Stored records
##############################
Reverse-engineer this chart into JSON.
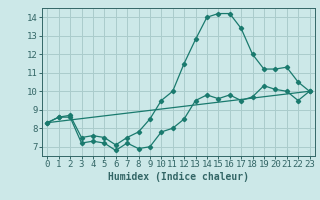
{
  "xlabel": "Humidex (Indice chaleur)",
  "bg_color": "#cce8e8",
  "line_color": "#1a7a6e",
  "grid_color": "#aacccc",
  "spine_color": "#336666",
  "tick_color": "#336666",
  "xlim": [
    -0.5,
    23.5
  ],
  "ylim": [
    6.5,
    14.5
  ],
  "xticks": [
    0,
    1,
    2,
    3,
    4,
    5,
    6,
    7,
    8,
    9,
    10,
    11,
    12,
    13,
    14,
    15,
    16,
    17,
    18,
    19,
    20,
    21,
    22,
    23
  ],
  "yticks": [
    7,
    8,
    9,
    10,
    11,
    12,
    13,
    14
  ],
  "line1_x": [
    0,
    1,
    2,
    3,
    4,
    5,
    6,
    7,
    8,
    9,
    10,
    11,
    12,
    13,
    14,
    15,
    16,
    17,
    18,
    19,
    20,
    21,
    22,
    23
  ],
  "line1_y": [
    8.3,
    8.6,
    8.6,
    7.2,
    7.3,
    7.2,
    6.8,
    7.2,
    6.9,
    7.0,
    7.8,
    8.0,
    8.5,
    9.5,
    9.8,
    9.6,
    9.8,
    9.5,
    9.7,
    10.3,
    10.1,
    10.0,
    9.5,
    10.0
  ],
  "line2_x": [
    0,
    1,
    2,
    3,
    4,
    5,
    6,
    7,
    8,
    9,
    10,
    11,
    12,
    13,
    14,
    15,
    16,
    17,
    18,
    19,
    20,
    21,
    22,
    23
  ],
  "line2_y": [
    8.3,
    8.6,
    8.7,
    7.5,
    7.6,
    7.5,
    7.1,
    7.5,
    7.8,
    8.5,
    9.5,
    10.0,
    11.5,
    12.8,
    14.0,
    14.2,
    14.2,
    13.4,
    12.0,
    11.2,
    11.2,
    11.3,
    10.5,
    10.0
  ],
  "line3_x": [
    0,
    23
  ],
  "line3_y": [
    8.3,
    10.0
  ]
}
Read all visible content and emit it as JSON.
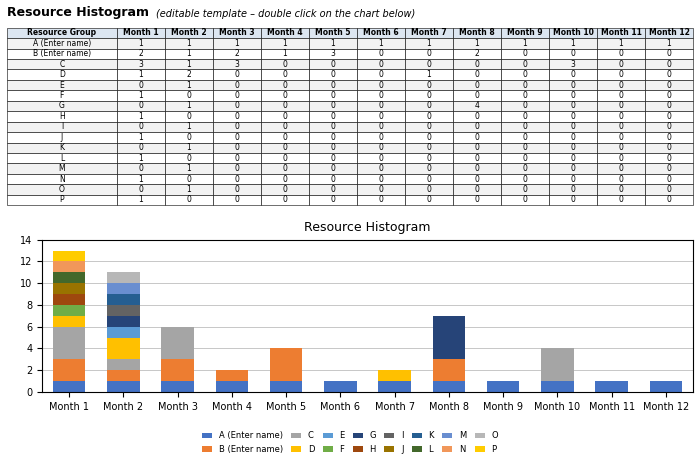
{
  "chart_data": {
    "type": "bar",
    "stacked": true,
    "title": "Resource Histogram",
    "subtitle": "(editable template – double click on the chart below)",
    "table_header": "Resource Group",
    "categories": [
      "Month 1",
      "Month 2",
      "Month 3",
      "Month 4",
      "Month 5",
      "Month 6",
      "Month 7",
      "Month 8",
      "Month 9",
      "Month 10",
      "Month 11",
      "Month 12"
    ],
    "series": [
      {
        "name": "A (Enter name)",
        "values": [
          1,
          1,
          1,
          1,
          1,
          1,
          1,
          1,
          1,
          1,
          1,
          1
        ],
        "color": "#4472c4"
      },
      {
        "name": "B (Enter name)",
        "values": [
          2,
          1,
          2,
          1,
          3,
          0,
          0,
          2,
          0,
          0,
          0,
          0
        ],
        "color": "#ed7d31"
      },
      {
        "name": "C",
        "values": [
          3,
          1,
          3,
          0,
          0,
          0,
          0,
          0,
          0,
          3,
          0,
          0
        ],
        "color": "#a5a5a5"
      },
      {
        "name": "D",
        "values": [
          1,
          2,
          0,
          0,
          0,
          0,
          1,
          0,
          0,
          0,
          0,
          0
        ],
        "color": "#ffc000"
      },
      {
        "name": "E",
        "values": [
          0,
          1,
          0,
          0,
          0,
          0,
          0,
          0,
          0,
          0,
          0,
          0
        ],
        "color": "#5b9bd5"
      },
      {
        "name": "F",
        "values": [
          1,
          0,
          0,
          0,
          0,
          0,
          0,
          0,
          0,
          0,
          0,
          0
        ],
        "color": "#70ad47"
      },
      {
        "name": "G",
        "values": [
          0,
          1,
          0,
          0,
          0,
          0,
          0,
          4,
          0,
          0,
          0,
          0
        ],
        "color": "#264478"
      },
      {
        "name": "H",
        "values": [
          1,
          0,
          0,
          0,
          0,
          0,
          0,
          0,
          0,
          0,
          0,
          0
        ],
        "color": "#9e480e"
      },
      {
        "name": "I",
        "values": [
          0,
          1,
          0,
          0,
          0,
          0,
          0,
          0,
          0,
          0,
          0,
          0
        ],
        "color": "#636363"
      },
      {
        "name": "J",
        "values": [
          1,
          0,
          0,
          0,
          0,
          0,
          0,
          0,
          0,
          0,
          0,
          0
        ],
        "color": "#997300"
      },
      {
        "name": "K",
        "values": [
          0,
          1,
          0,
          0,
          0,
          0,
          0,
          0,
          0,
          0,
          0,
          0
        ],
        "color": "#255e91"
      },
      {
        "name": "L",
        "values": [
          1,
          0,
          0,
          0,
          0,
          0,
          0,
          0,
          0,
          0,
          0,
          0
        ],
        "color": "#43682b"
      },
      {
        "name": "M",
        "values": [
          0,
          1,
          0,
          0,
          0,
          0,
          0,
          0,
          0,
          0,
          0,
          0
        ],
        "color": "#698ed0"
      },
      {
        "name": "N",
        "values": [
          1,
          0,
          0,
          0,
          0,
          0,
          0,
          0,
          0,
          0,
          0,
          0
        ],
        "color": "#f1975a"
      },
      {
        "name": "O",
        "values": [
          0,
          1,
          0,
          0,
          0,
          0,
          0,
          0,
          0,
          0,
          0,
          0
        ],
        "color": "#b7b7b7"
      },
      {
        "name": "P",
        "values": [
          1,
          0,
          0,
          0,
          0,
          0,
          0,
          0,
          0,
          0,
          0,
          0
        ],
        "color": "#ffcc00"
      }
    ],
    "ylim": [
      0,
      14
    ],
    "yticks": [
      0,
      2,
      4,
      6,
      8,
      10,
      12,
      14
    ],
    "grid": true,
    "legend": "lower center"
  }
}
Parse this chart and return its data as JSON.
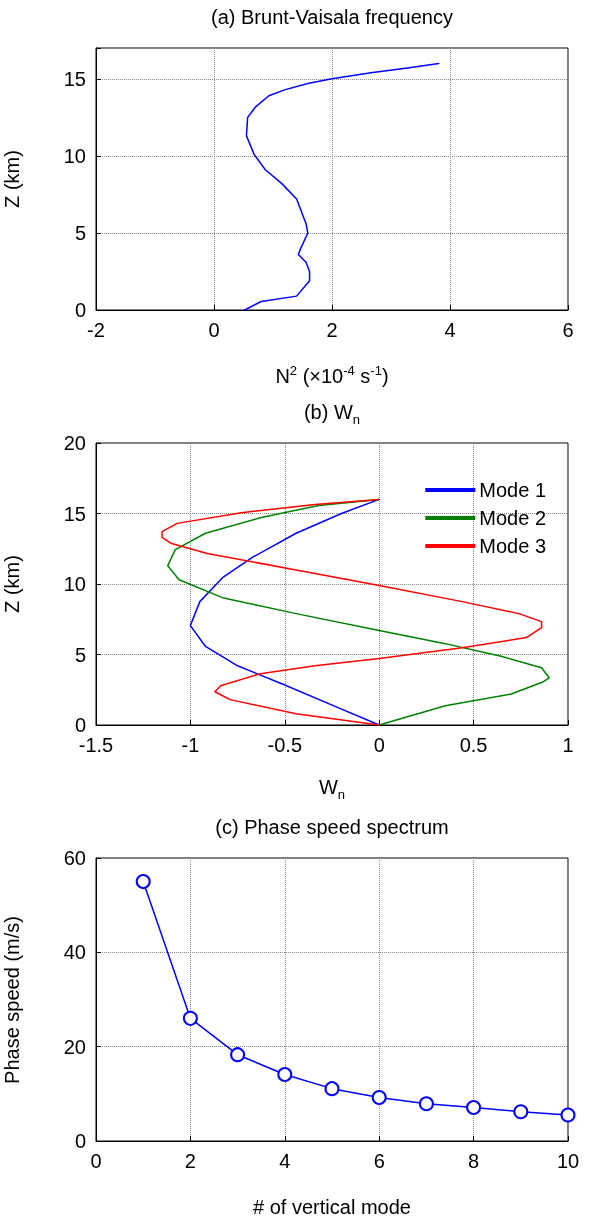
{
  "chart_data": [
    {
      "type": "line",
      "title": "(a) Brunt-Vaisala frequency",
      "xlabel": "N$^{2}$ (×10$^{-4}$ s$^{-1}$)",
      "ylabel": "Z (km)",
      "xlim": [
        -2,
        6
      ],
      "ylim": [
        0,
        17
      ],
      "xticks": [
        -2,
        0,
        2,
        4,
        6
      ],
      "yticks": [
        0,
        5,
        10,
        15
      ],
      "grid": true,
      "series": [
        {
          "color": "#0000ff",
          "x": [
            0.52,
            0.8,
            1.4,
            1.62,
            1.62,
            1.56,
            1.43,
            1.47,
            1.59,
            1.56,
            1.4,
            1.15,
            0.87,
            0.68,
            0.55,
            0.57,
            0.71,
            0.93,
            1.21,
            1.59,
            2.0,
            2.66,
            3.28,
            3.81
          ],
          "values": [
            0,
            0.55,
            0.9,
            1.9,
            2.5,
            3.1,
            3.6,
            4.0,
            5.0,
            5.6,
            7.2,
            8.2,
            9.1,
            10.1,
            11.3,
            12.5,
            13.2,
            13.9,
            14.3,
            14.7,
            15.0,
            15.4,
            15.7,
            16.0
          ]
        }
      ]
    },
    {
      "type": "line",
      "title": "(b) W$_{n}$",
      "xlabel": "W$_{n}$",
      "ylabel": "Z (km)",
      "xlim": [
        -1.5,
        1
      ],
      "ylim": [
        0,
        20
      ],
      "xticks": [
        -1.5,
        -1,
        -0.5,
        0,
        0.5,
        1
      ],
      "yticks": [
        0,
        5,
        10,
        15,
        20
      ],
      "grid": true,
      "legend": "top right",
      "series": [
        {
          "name": "Mode 1",
          "color": "#0000ff",
          "x": [
            0,
            -0.24,
            -0.5,
            -0.75,
            -0.92,
            -1.0,
            -0.95,
            -0.83,
            -0.67,
            -0.44,
            -0.2,
            0
          ],
          "values": [
            0,
            1.36,
            2.84,
            4.2,
            5.57,
            7.05,
            8.75,
            10.45,
            11.9,
            13.6,
            15.0,
            16
          ]
        },
        {
          "name": "Mode 2",
          "color": "#008000",
          "x": [
            0,
            0.35,
            0.7,
            0.87,
            0.9,
            0.86,
            0.64,
            0.35,
            0,
            -0.44,
            -0.83,
            -1.06,
            -1.12,
            -1.08,
            -0.92,
            -0.63,
            -0.32,
            0
          ],
          "values": [
            0,
            1.36,
            2.2,
            3.07,
            3.35,
            4.06,
            4.9,
            5.77,
            6.7,
            7.9,
            9.03,
            10.3,
            11.3,
            12.44,
            13.6,
            14.7,
            15.57,
            16
          ]
        },
        {
          "name": "Mode 3",
          "color": "#ff0000",
          "x": [
            0,
            -0.44,
            -0.79,
            -0.87,
            -0.84,
            -0.63,
            -0.34,
            0,
            0.44,
            0.78,
            0.86,
            0.86,
            0.74,
            0.44,
            0,
            -0.44,
            -0.91,
            -1.1,
            -1.15,
            -1.15,
            -1.07,
            -0.73,
            -0.34,
            0
          ],
          "values": [
            0,
            0.8,
            1.8,
            2.36,
            2.78,
            3.64,
            4.2,
            4.72,
            5.48,
            6.2,
            6.9,
            7.33,
            7.9,
            8.75,
            9.9,
            11.0,
            12.16,
            12.87,
            13.3,
            13.72,
            14.3,
            15.06,
            15.63,
            16
          ]
        }
      ]
    },
    {
      "type": "line",
      "title": "(c) Phase speed spectrum",
      "xlabel": "# of vertical mode",
      "ylabel": "Phase speed (m/s)",
      "xlim": [
        0,
        10
      ],
      "ylim": [
        0,
        60
      ],
      "xticks": [
        0,
        2,
        4,
        6,
        8,
        10
      ],
      "yticks": [
        0,
        20,
        40,
        60
      ],
      "grid": true,
      "marker": "circle",
      "series": [
        {
          "color": "#0000ff",
          "x": [
            1,
            2,
            3,
            4,
            5,
            6,
            7,
            8,
            9,
            10
          ],
          "values": [
            55,
            26,
            18.3,
            14.1,
            11.1,
            9.2,
            7.9,
            7.1,
            6.2,
            5.5
          ]
        }
      ]
    }
  ]
}
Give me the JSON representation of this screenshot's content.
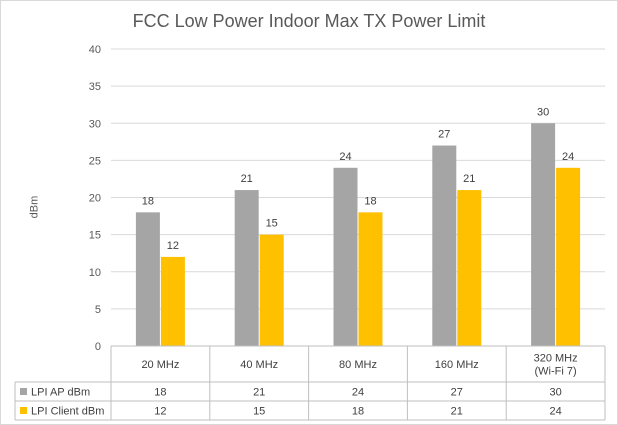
{
  "chart_data": {
    "type": "bar",
    "title": "FCC Low Power Indoor Max TX Power Limit",
    "ylabel": "dBm",
    "xlabel": "",
    "ylim": [
      0,
      40
    ],
    "yticks": [
      0,
      5,
      10,
      15,
      20,
      25,
      30,
      35,
      40
    ],
    "grid": true,
    "legend": "data-table",
    "categories": [
      [
        "20 MHz"
      ],
      [
        "40 MHz"
      ],
      [
        "80 MHz"
      ],
      [
        "160 MHz"
      ],
      [
        "320 MHz",
        "(Wi-Fi 7)"
      ]
    ],
    "series": [
      {
        "name": "LPI AP dBm",
        "color": "#a5a5a5",
        "values": [
          18,
          21,
          24,
          27,
          30
        ]
      },
      {
        "name": "LPI Client dBm",
        "color": "#ffc000",
        "values": [
          12,
          15,
          18,
          21,
          24
        ]
      }
    ]
  }
}
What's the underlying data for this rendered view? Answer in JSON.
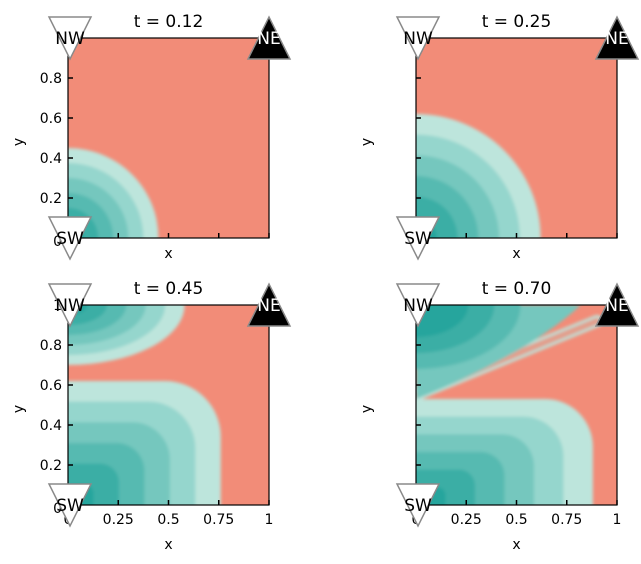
{
  "chart_data": [
    {
      "type": "heatmap",
      "title": "t = 0.12",
      "time": 0.12,
      "xlabel": "x",
      "ylabel": "y",
      "xlim": [
        0,
        1
      ],
      "ylim": [
        0,
        1
      ],
      "xticks": [],
      "yticks": [
        "0.2",
        "0.4",
        "0.6",
        "0.8"
      ],
      "origin_label": "0",
      "grid": false,
      "markers": [
        {
          "label": "NW",
          "shape": "triangle-down",
          "fill": "#ffffff"
        },
        {
          "label": "NE",
          "shape": "triangle-up",
          "fill": "#000000"
        },
        {
          "label": "SW",
          "shape": "triangle-down",
          "fill": "#ffffff"
        }
      ],
      "regions": [
        {
          "type": "quarter-disc",
          "center": [
            0,
            0
          ],
          "radius": 0.45
        }
      ]
    },
    {
      "type": "heatmap",
      "title": "t = 0.25",
      "time": 0.25,
      "xlabel": "x",
      "ylabel": "y",
      "xlim": [
        0,
        1
      ],
      "ylim": [
        0,
        1
      ],
      "xticks": [],
      "yticks": [],
      "origin_label": "",
      "grid": false,
      "markers": [
        {
          "label": "NW",
          "shape": "triangle-down",
          "fill": "#ffffff"
        },
        {
          "label": "NE",
          "shape": "triangle-up",
          "fill": "#000000"
        },
        {
          "label": "SW",
          "shape": "triangle-down",
          "fill": "#ffffff"
        }
      ],
      "regions": [
        {
          "type": "quarter-disc",
          "center": [
            0,
            0
          ],
          "radius": 0.62
        }
      ]
    },
    {
      "type": "heatmap",
      "title": "t = 0.45",
      "time": 0.45,
      "xlabel": "x",
      "ylabel": "y",
      "xlim": [
        0,
        1
      ],
      "ylim": [
        0,
        1
      ],
      "xticks": [
        "0",
        "0.25",
        "0.5",
        "0.75",
        "1"
      ],
      "yticks": [
        "0.2",
        "0.4",
        "0.6",
        "0.8",
        "1"
      ],
      "origin_label": "0",
      "grid": false,
      "markers": [
        {
          "label": "NW",
          "shape": "triangle-down",
          "fill": "#ffffff"
        },
        {
          "label": "NE",
          "shape": "triangle-up",
          "fill": "#000000"
        },
        {
          "label": "SW",
          "shape": "triangle-down",
          "fill": "#ffffff"
        }
      ],
      "regions": [
        {
          "type": "rounded-corner-block",
          "x_extent": 0.76,
          "y_extent": 0.62
        },
        {
          "type": "quarter-ellipse",
          "center": [
            0,
            1
          ],
          "rx": 0.58,
          "ry": 0.3
        }
      ]
    },
    {
      "type": "heatmap",
      "title": "t = 0.70",
      "time": 0.7,
      "xlabel": "x",
      "ylabel": "y",
      "xlim": [
        0,
        1
      ],
      "ylim": [
        0,
        1
      ],
      "xticks": [
        "0",
        "0.25",
        "0.5",
        "0.75",
        "1"
      ],
      "yticks": [],
      "origin_label": "",
      "grid": false,
      "markers": [
        {
          "label": "NW",
          "shape": "triangle-down",
          "fill": "#ffffff"
        },
        {
          "label": "NE",
          "shape": "triangle-up",
          "fill": "#000000"
        },
        {
          "label": "SW",
          "shape": "triangle-down",
          "fill": "#ffffff"
        }
      ],
      "regions": [
        {
          "type": "rounded-corner-block",
          "x_extent": 0.88,
          "y_extent": 0.53
        },
        {
          "type": "diagonal-band",
          "from": [
            0,
            0.55
          ],
          "to": [
            0.9,
            0.92
          ]
        }
      ]
    }
  ],
  "colors": {
    "background_field": "#f28c78",
    "bands": [
      "#27a59d",
      "#3aaea5",
      "#57bab1",
      "#74c7be",
      "#95d6cd",
      "#bde5dc"
    ],
    "marker_stroke": "#8a8a8a"
  }
}
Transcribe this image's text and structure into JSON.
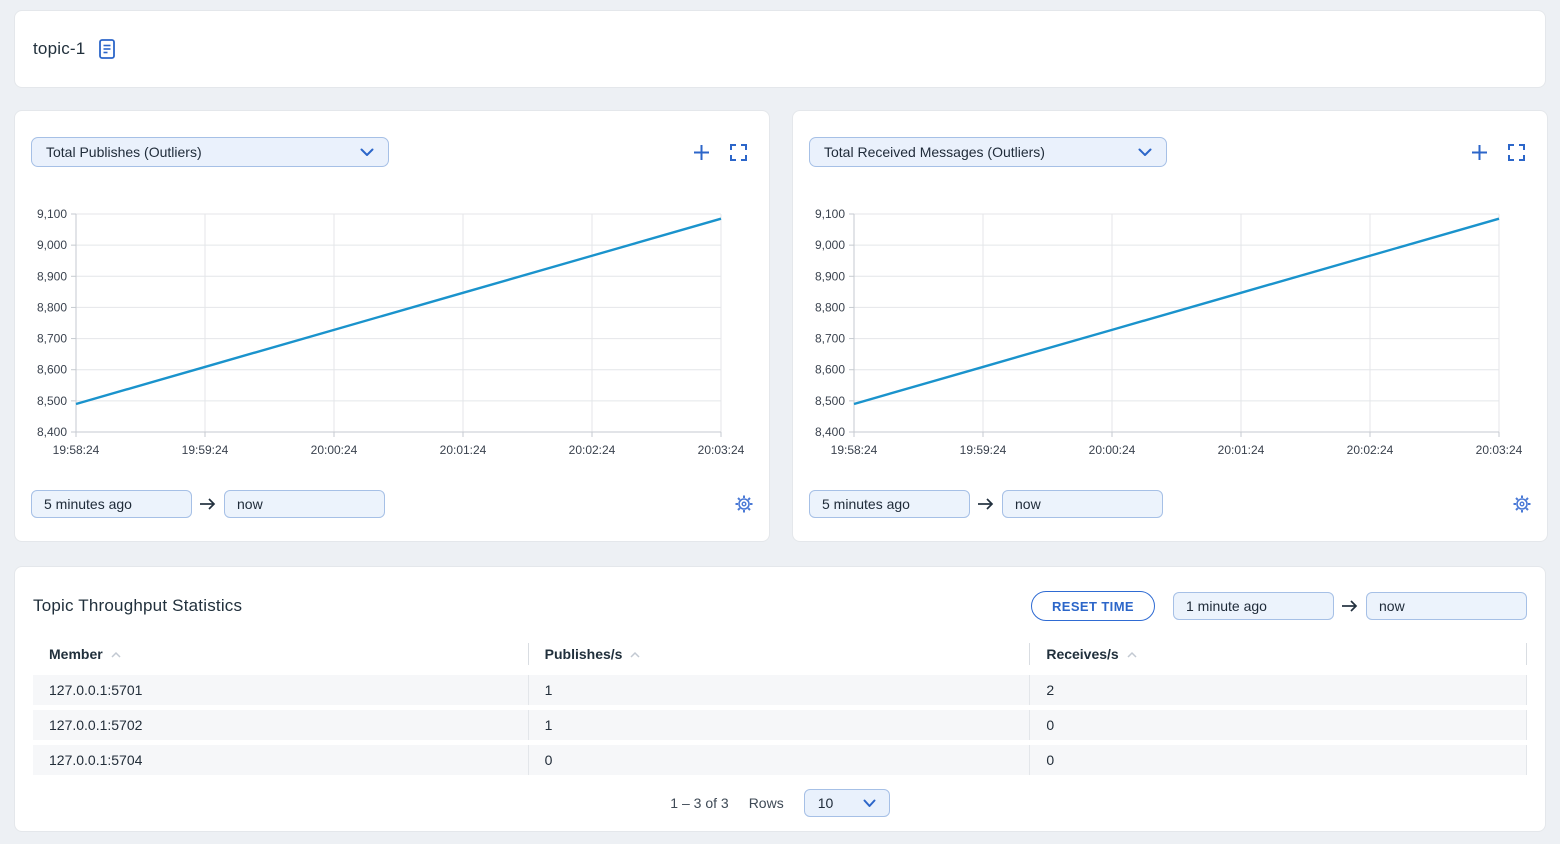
##############################
Wherever a line in the data above holds "into", copy that line.

_Problem solution_
Reverse-engineer this chart into JSON.
Transcribe this image's text and structure into JSON.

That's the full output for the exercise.